- **JOB**
Copy out each line exactly; pictures stay out of the copy.

##### GIVEN DATA

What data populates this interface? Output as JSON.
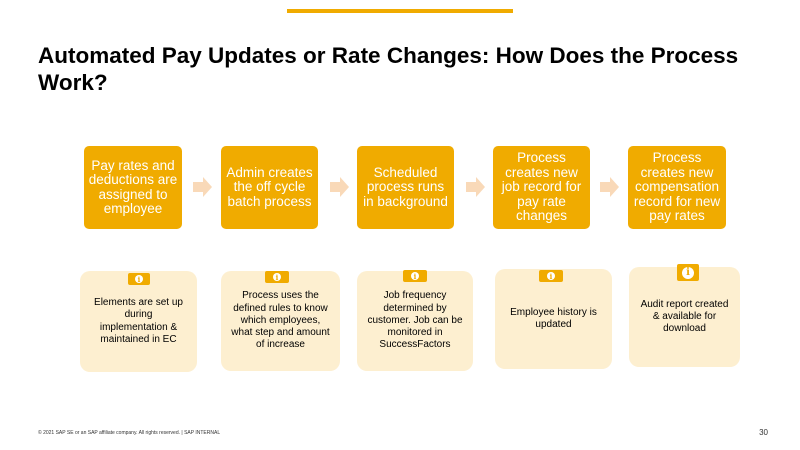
{
  "title": "Automated Pay Updates or Rate Changes: How Does the Process Work?",
  "steps": [
    "Pay rates and deductions are assigned to employee",
    "Admin creates the off cycle batch process",
    "Scheduled process runs in background",
    "Process creates new job record for pay rate changes",
    "Process creates new compensation record for new pay rates"
  ],
  "notes": [
    "Elements are set up during implementation & maintained in EC",
    "Process uses the defined rules to know which employees, what step and amount of increase",
    "Job frequency determined by customer. Job can be monitored in SuccessFactors",
    "Employee history is updated",
    "Audit report created & available for download"
  ],
  "info_glyph": "i",
  "icons": {
    "arrow": "arrow-right-icon",
    "info": "info-icon"
  },
  "colors": {
    "accent": "#f0ab00",
    "note_bg": "#fdefd0",
    "arrow": "#f9d9b8"
  },
  "footer": "© 2021 SAP SE or an SAP affiliate company. All rights reserved.  |  SAP INTERNAL",
  "page_number": "30"
}
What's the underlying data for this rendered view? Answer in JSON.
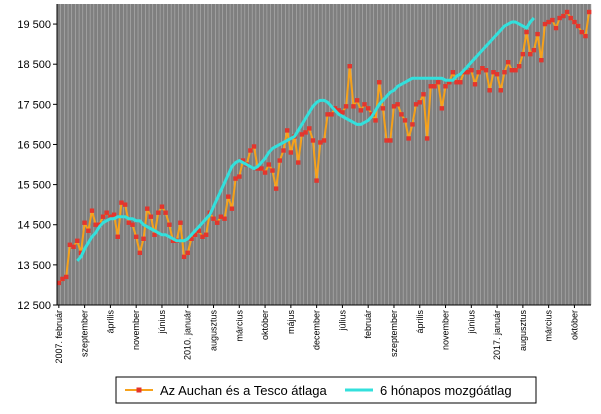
{
  "chart_data": {
    "type": "line",
    "ylim": [
      12500,
      20000
    ],
    "yticks": [
      12500,
      13500,
      14500,
      15500,
      16500,
      17500,
      18500,
      19500
    ],
    "x_tick_labels": [
      "2007. február",
      "szeptember",
      "április",
      "november",
      "június",
      "2010. január",
      "augusztus",
      "március",
      "október",
      "május",
      "december",
      "július",
      "február",
      "szeptember",
      "április",
      "november",
      "június",
      "2017. január",
      "augusztus",
      "március",
      "október"
    ],
    "x_tick_start_index": 0,
    "x_tick_step": 7,
    "grid": "vertical",
    "legend_position": "bottom",
    "series": [
      {
        "name": "Az Auchan és a Tesco átlaga",
        "color": "#F7A21B",
        "marker_color": "#E4352D",
        "marker": "square",
        "values": [
          13050,
          13150,
          13200,
          14000,
          13950,
          14100,
          13800,
          14550,
          14350,
          14850,
          14500,
          14500,
          14700,
          14800,
          14700,
          14750,
          14200,
          15050,
          15000,
          14550,
          14500,
          14200,
          13800,
          14150,
          14900,
          14700,
          14250,
          14800,
          14950,
          14800,
          14500,
          14100,
          14100,
          14550,
          13700,
          13800,
          14150,
          14250,
          14350,
          14200,
          14250,
          14800,
          14650,
          14550,
          14700,
          14650,
          15200,
          14900,
          15650,
          15700,
          16100,
          16000,
          16350,
          16450,
          15900,
          15900,
          15800,
          16000,
          15850,
          15400,
          16100,
          16350,
          16850,
          16300,
          16700,
          16050,
          16750,
          16800,
          16900,
          16600,
          15600,
          16550,
          16600,
          17250,
          17250,
          17400,
          17350,
          17300,
          17450,
          18450,
          17450,
          17600,
          17350,
          17500,
          17400,
          17250,
          17100,
          18050,
          17400,
          16600,
          16600,
          17450,
          17500,
          17250,
          17100,
          16650,
          17000,
          17500,
          17550,
          17750,
          16650,
          17950,
          17950,
          18050,
          17400,
          17950,
          18050,
          18300,
          18050,
          18050,
          18300,
          18300,
          18350,
          18000,
          18300,
          18400,
          18350,
          17850,
          18300,
          18250,
          17850,
          18300,
          18550,
          18350,
          18350,
          18450,
          18750,
          19300,
          18750,
          18850,
          19250,
          18600,
          19500,
          19550,
          19600,
          19400,
          19650,
          19700,
          19800,
          19650,
          19550,
          19450,
          19300,
          19200,
          19800
        ]
      },
      {
        "name": "6 hónapos mozgóátlag",
        "color": "#33E0DC",
        "start_index": 5,
        "values": [
          13600,
          13700,
          13900,
          14050,
          14200,
          14300,
          14450,
          14550,
          14600,
          14650,
          14650,
          14700,
          14700,
          14700,
          14650,
          14650,
          14600,
          14600,
          14500,
          14450,
          14400,
          14350,
          14300,
          14250,
          14250,
          14200,
          14150,
          14100,
          14100,
          14100,
          14150,
          14250,
          14350,
          14450,
          14550,
          14650,
          14750,
          14950,
          15150,
          15350,
          15550,
          15750,
          15950,
          16050,
          16100,
          16050,
          16000,
          15950,
          15900,
          15950,
          16050,
          16150,
          16300,
          16400,
          16450,
          16500,
          16550,
          16600,
          16650,
          16700,
          16850,
          17000,
          17150,
          17300,
          17450,
          17550,
          17600,
          17600,
          17550,
          17450,
          17350,
          17250,
          17200,
          17150,
          17100,
          17050,
          17000,
          17000,
          17050,
          17100,
          17200,
          17350,
          17500,
          17600,
          17700,
          17800,
          17850,
          17950,
          18000,
          18050,
          18100,
          18150,
          18150,
          18150,
          18150,
          18150,
          18150,
          18150,
          18150,
          18150,
          18100,
          18100,
          18100,
          18200,
          18250,
          18350,
          18450,
          18550,
          18650,
          18750,
          18850,
          18950,
          19050,
          19150,
          19250,
          19350,
          19450,
          19500,
          19550,
          19550,
          19500,
          19450,
          19400,
          19550,
          19650
        ]
      }
    ]
  }
}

##########

- **OUTPUT FOR THIS TASK**
What data populates this interface? Output as JSON.
{
  "title": "Automated Pay Updates or Rate Changes: How Does the Process Work?",
  "steps": [
    "Pay rates and deductions are assigned to employee",
    "Admin creates the off cycle batch process",
    "Scheduled process runs in background",
    "Process creates new job record for pay rate changes",
    "Process creates new compensation record for new pay rates"
  ],
  "notes": [
    "Elements are set up during implementation & maintained in EC",
    "Process uses the defined rules to know which employees, what step and amount of increase",
    "Job frequency determined by customer. Job can be monitored in SuccessFactors",
    "Employee history is updated",
    "Audit report created & available for download"
  ],
  "info_glyph": "i",
  "icons": {
    "arrow": "arrow-right-icon",
    "info": "info-icon"
  },
  "colors": {
    "accent": "#f0ab00",
    "note_bg": "#fdefd0",
    "arrow": "#f9d9b8"
  },
  "footer": "© 2021 SAP SE or an SAP affiliate company. All rights reserved.  |  SAP INTERNAL",
  "page_number": "30"
}
What's the underlying data for this rendered view? Answer in JSON.
{
  "chart_data": {
    "type": "line",
    "ylim": [
      12500,
      20000
    ],
    "yticks": [
      12500,
      13500,
      14500,
      15500,
      16500,
      17500,
      18500,
      19500
    ],
    "x_tick_labels": [
      "2007. február",
      "szeptember",
      "április",
      "november",
      "június",
      "2010. január",
      "augusztus",
      "március",
      "október",
      "május",
      "december",
      "július",
      "február",
      "szeptember",
      "április",
      "november",
      "június",
      "2017. január",
      "augusztus",
      "március",
      "október"
    ],
    "x_tick_start_index": 0,
    "x_tick_step": 7,
    "grid": "vertical",
    "legend_position": "bottom",
    "series": [
      {
        "name": "Az Auchan és a Tesco átlaga",
        "color": "#F7A21B",
        "marker_color": "#E4352D",
        "marker": "square",
        "values": [
          13050,
          13150,
          13200,
          14000,
          13950,
          14100,
          13800,
          14550,
          14350,
          14850,
          14500,
          14500,
          14700,
          14800,
          14700,
          14750,
          14200,
          15050,
          15000,
          14550,
          14500,
          14200,
          13800,
          14150,
          14900,
          14700,
          14250,
          14800,
          14950,
          14800,
          14500,
          14100,
          14100,
          14550,
          13700,
          13800,
          14150,
          14250,
          14350,
          14200,
          14250,
          14800,
          14650,
          14550,
          14700,
          14650,
          15200,
          14900,
          15650,
          15700,
          16100,
          16000,
          16350,
          16450,
          15900,
          15900,
          15800,
          16000,
          15850,
          15400,
          16100,
          16350,
          16850,
          16300,
          16700,
          16050,
          16750,
          16800,
          16900,
          16600,
          15600,
          16550,
          16600,
          17250,
          17250,
          17400,
          17350,
          17300,
          17450,
          18450,
          17450,
          17600,
          17350,
          17500,
          17400,
          17250,
          17100,
          18050,
          17400,
          16600,
          16600,
          17450,
          17500,
          17250,
          17100,
          16650,
          17000,
          17500,
          17550,
          17750,
          16650,
          17950,
          17950,
          18050,
          17400,
          17950,
          18050,
          18300,
          18050,
          18050,
          18300,
          18300,
          18350,
          18000,
          18300,
          18400,
          18350,
          17850,
          18300,
          18250,
          17850,
          18300,
          18550,
          18350,
          18350,
          18450,
          18750,
          19300,
          18750,
          18850,
          19250,
          18600,
          19500,
          19550,
          19600,
          19400,
          19650,
          19700,
          19800,
          19650,
          19550,
          19450,
          19300,
          19200,
          19800
        ]
      },
      {
        "name": "6 hónapos mozgóátlag",
        "color": "#33E0DC",
        "start_index": 5,
        "values": [
          13600,
          13700,
          13900,
          14050,
          14200,
          14300,
          14450,
          14550,
          14600,
          14650,
          14650,
          14700,
          14700,
          14700,
          14650,
          14650,
          14600,
          14600,
          14500,
          14450,
          14400,
          14350,
          14300,
          14250,
          14250,
          14200,
          14150,
          14100,
          14100,
          14100,
          14150,
          14250,
          14350,
          14450,
          14550,
          14650,
          14750,
          14950,
          15150,
          15350,
          15550,
          15750,
          15950,
          16050,
          16100,
          16050,
          16000,
          15950,
          15900,
          15950,
          16050,
          16150,
          16300,
          16400,
          16450,
          16500,
          16550,
          16600,
          16650,
          16700,
          16850,
          17000,
          17150,
          17300,
          17450,
          17550,
          17600,
          17600,
          17550,
          17450,
          17350,
          17250,
          17200,
          17150,
          17100,
          17050,
          17000,
          17000,
          17050,
          17100,
          17200,
          17350,
          17500,
          17600,
          17700,
          17800,
          17850,
          17950,
          18000,
          18050,
          18100,
          18150,
          18150,
          18150,
          18150,
          18150,
          18150,
          18150,
          18150,
          18150,
          18100,
          18100,
          18100,
          18200,
          18250,
          18350,
          18450,
          18550,
          18650,
          18750,
          18850,
          18950,
          19050,
          19150,
          19250,
          19350,
          19450,
          19500,
          19550,
          19550,
          19500,
          19450,
          19400,
          19550,
          19650
        ]
      }
    ]
  }
}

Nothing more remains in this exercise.